**Texte:**

Signatures : Dubois, Mouttes, Grimperel

 

 

 

 

 


Source : acte notarié daté du 7 avril 1778, extrait du registre des actes de Me Grimperel, notaire au Cap-Français (Saint-Domingue)
Centre des Archives d'Outre-Mer, Dépôt des Papiers Publics des Colonies, not.Stdom, reg. 854

 

 

 

 

 

 

 

Affranchissement de la négresse créole Pélagie, 7 avril 1778

 

    Il s'agit d'un acte officiel, passé devant notaire, avec son formalisme juridique, la lourdeur des formules employées, les références à des règlements qui régissent et encadrent la procédure...
Ce document a été établi en double minute (selon un édit du roi de juin 1776 : il y a obligation d'envoi en métropole d'une copie des actes signés aux colonies, aujourd'hui consultables au Centre des Archives d'Outre-Mer –CAOM- à Aix-en-Provence.

    L'affranchissement s'effectue de par la volonté du maître (le motif d'affranchissement ne figure pas car le Code Noir ne fait pas obligation au maître de le stipuler). Ici : Jean-Nicolas Dubois affranchit-il sa « ménagère », la femme avec qui il vit en concubinage ?

    Ce Dubois est inconnu par ailleurs, il est présenté comme « habitant le Haut-du-Cap » c'est-à-dire le premier bourg à la sortie de la ville du Cap-Français, de l'autre côté du morne (montagne) du Cap. Habitant peut signifier propriétaire d'une habitation mais il ne semble pas que ce soit le cas ici (il n'existe pas d'habitation Dubois dans la zone, à cette époque). On a probablement affaire à un Blanc employé sur une habitation, mais son activité réelle n'est pas indiquée.

    Comme tout esclave, Pélagie n'a qu'un prénom, elle est âgée de 35 ans « environ » (l'approximation vient qu'il n'y a pas d'état civil précis pour les esclaves, dont les naissances ne sont mentionnées –quand elles le sont- que sur les bilans annuels que les gérants dressent pour les propriétaires), elle est née à Saint-Domingue puisque mentionnée comme « créole ». Elle n'a pas de « talent » particulier, pas de spécialisation (lavandière, cuisinière ou autre) selon l'acte.

**Entrées de données enregistrées:**
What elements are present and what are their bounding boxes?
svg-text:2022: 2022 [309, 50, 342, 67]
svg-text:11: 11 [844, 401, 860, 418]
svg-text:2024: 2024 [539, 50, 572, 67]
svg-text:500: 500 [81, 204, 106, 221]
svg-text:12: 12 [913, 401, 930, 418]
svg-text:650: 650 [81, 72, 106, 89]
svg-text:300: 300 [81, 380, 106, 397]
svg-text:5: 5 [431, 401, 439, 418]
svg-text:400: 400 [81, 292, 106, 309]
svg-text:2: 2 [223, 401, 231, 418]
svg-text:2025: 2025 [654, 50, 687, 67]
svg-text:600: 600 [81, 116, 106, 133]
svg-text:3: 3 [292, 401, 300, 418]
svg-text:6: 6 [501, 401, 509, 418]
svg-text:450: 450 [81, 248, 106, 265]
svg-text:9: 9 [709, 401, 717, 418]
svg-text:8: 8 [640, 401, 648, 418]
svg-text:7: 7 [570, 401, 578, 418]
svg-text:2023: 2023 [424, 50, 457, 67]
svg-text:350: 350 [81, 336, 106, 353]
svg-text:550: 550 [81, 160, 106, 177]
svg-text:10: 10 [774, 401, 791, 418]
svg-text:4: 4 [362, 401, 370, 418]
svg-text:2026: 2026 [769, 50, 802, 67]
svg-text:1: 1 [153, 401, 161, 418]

**Consignes:**
A. D'après le texte sur l'affranchissement de Pélagie, quel âge a Pélagie ?
B. Poursuivez, s'il vous plaît, le texte sur l'affranchissement de Pélagie après sa dernière phrase.
Ces données proviennent d'une autre source que le texte.

**Vos réponses:**
A. Environ 35 ans.

B.
    L'affranchissement est effectif après paiement d'une taxe dite « de liberté » élevée : 1000 livres (prix d'une esclave « pièce d'Inde », de premier choix, à l'arrivée : 2500 livres en moyenne à l'époque). Ce montant élevé est à caractère dissuasif (éviter qu'il y ait trop d'affranchissements). Qui paie ? Le maître ou l'esclave par ses économies, son « industrie » comme on disait ? L'acte ne le précise pas explicitement.

    Au-delà des formules lourdes, on observe qu'il faut l'accord de l'Intendant et du Gouverneur, autrement dit de l'administration bicéphale de l'île : pour le paiement de ladite taxe, pour enregistrer la personne affranchie comme désormais étant libre de ses mouvements, et donc ne pas la considérer comme esclave en fuite (en « marronnage ») ; l'affranchie a désormais un papier attestant de son affranchissement.

    Depuis un règlement de 1773, passer dans la catégorie des libres revient à avoir désormais un patronyme que le maître donne (Stassin, ici). Autres exemples de patronymes rencontrés dans de tels actes : Mambo, Dahomet, Bréda.

    Une fois affranchis, les esclaves devenus libres ne sont plus à la charge des maîtres mais doivent vivre par eux-mêmes. A cette époque est en train de se constituer une catégorie montante de « libres de couleur » qui concurrencent directement les petits blancs dans les professions d'artisans ou de commerçants, ou s'établissent en maître de terre (Toussaint Bréda a une caféière de treize hectares avec une vingtaine d'esclaves pour la cultiver), sans oublier la possibilité de promotion sociale via le service de milice.

A la veille de la Révolution, il y a à Saint-Domingue environ :

    • 30000 Blancs (libres par définition)

    • 27000 Noirs et Mulâtres libres (« libres de couleur »)

    • 500000 esclaves

    Par ailleurs, les gravures d'époque montrent les Noirs et Mulâtres libres comme bien habillés, ce qui n'est pas pour étonner : cela change totalement de la quasi nudité dans laquelle vivent les esclaves.